> _SET EXERCISE_: Pick out every line in the data below that holds "parties".
────────
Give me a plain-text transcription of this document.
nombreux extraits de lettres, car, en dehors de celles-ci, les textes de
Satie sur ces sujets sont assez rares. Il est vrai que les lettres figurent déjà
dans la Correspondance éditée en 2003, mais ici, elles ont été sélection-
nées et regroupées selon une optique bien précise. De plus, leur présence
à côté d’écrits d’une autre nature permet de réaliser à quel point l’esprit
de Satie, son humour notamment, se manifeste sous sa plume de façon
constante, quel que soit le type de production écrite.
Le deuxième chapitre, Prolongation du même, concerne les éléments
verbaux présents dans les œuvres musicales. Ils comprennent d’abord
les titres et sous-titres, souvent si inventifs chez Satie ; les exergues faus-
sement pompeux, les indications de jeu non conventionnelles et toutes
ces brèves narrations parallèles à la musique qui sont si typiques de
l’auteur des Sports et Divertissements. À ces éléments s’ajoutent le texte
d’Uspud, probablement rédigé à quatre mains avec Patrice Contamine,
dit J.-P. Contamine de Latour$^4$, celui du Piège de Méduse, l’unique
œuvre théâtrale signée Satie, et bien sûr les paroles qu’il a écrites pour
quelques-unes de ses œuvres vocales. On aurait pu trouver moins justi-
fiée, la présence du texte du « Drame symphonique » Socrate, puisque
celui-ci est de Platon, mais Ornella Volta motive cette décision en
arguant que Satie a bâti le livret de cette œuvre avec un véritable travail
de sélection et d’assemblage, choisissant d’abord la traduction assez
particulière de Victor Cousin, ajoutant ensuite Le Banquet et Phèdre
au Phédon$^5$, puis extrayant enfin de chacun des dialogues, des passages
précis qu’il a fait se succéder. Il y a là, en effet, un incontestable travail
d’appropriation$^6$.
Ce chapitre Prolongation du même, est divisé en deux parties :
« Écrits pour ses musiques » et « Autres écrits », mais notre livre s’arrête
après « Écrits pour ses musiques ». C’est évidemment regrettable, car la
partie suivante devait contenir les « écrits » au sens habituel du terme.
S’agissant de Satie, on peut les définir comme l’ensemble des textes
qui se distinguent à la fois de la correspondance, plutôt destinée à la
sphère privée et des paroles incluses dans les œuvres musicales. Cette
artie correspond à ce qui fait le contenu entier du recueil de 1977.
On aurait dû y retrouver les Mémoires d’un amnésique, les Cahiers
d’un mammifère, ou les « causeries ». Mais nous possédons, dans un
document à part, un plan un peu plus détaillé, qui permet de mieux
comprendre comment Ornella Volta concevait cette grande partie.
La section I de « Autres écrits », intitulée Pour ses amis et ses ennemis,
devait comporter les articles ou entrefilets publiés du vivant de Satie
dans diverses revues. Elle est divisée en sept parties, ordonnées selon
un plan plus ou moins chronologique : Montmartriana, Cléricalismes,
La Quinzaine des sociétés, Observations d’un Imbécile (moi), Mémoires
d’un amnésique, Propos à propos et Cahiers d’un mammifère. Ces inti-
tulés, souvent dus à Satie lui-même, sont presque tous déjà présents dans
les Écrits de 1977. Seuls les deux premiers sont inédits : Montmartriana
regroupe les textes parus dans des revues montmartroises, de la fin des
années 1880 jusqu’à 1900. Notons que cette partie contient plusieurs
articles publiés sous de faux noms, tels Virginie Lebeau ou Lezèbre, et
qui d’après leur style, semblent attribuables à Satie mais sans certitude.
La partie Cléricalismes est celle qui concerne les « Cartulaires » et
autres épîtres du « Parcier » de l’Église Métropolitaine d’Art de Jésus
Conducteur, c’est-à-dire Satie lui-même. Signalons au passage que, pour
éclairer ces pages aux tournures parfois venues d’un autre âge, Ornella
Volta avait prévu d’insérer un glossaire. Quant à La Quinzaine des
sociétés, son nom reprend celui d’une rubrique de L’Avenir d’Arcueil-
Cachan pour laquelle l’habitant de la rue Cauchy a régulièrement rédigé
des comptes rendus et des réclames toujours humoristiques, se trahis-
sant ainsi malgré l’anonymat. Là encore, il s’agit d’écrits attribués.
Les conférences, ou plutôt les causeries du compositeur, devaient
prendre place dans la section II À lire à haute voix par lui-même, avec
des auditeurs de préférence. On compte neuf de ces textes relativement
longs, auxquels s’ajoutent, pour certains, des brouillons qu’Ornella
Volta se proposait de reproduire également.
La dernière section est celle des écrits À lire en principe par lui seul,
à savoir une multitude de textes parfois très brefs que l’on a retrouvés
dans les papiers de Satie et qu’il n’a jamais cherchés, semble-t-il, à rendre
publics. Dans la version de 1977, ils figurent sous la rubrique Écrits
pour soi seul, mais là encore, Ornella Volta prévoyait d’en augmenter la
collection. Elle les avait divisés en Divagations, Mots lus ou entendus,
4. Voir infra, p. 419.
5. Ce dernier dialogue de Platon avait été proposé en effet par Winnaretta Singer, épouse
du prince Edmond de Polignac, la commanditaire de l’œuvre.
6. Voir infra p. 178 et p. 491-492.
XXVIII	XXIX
────────
> _SOLUTION FOR THIS EXERCISE_:
Ce chapitre Prolongation du même, est divisé en deux parties :
dans diverses revues. Elle est divisée en sept parties, ordonnées selon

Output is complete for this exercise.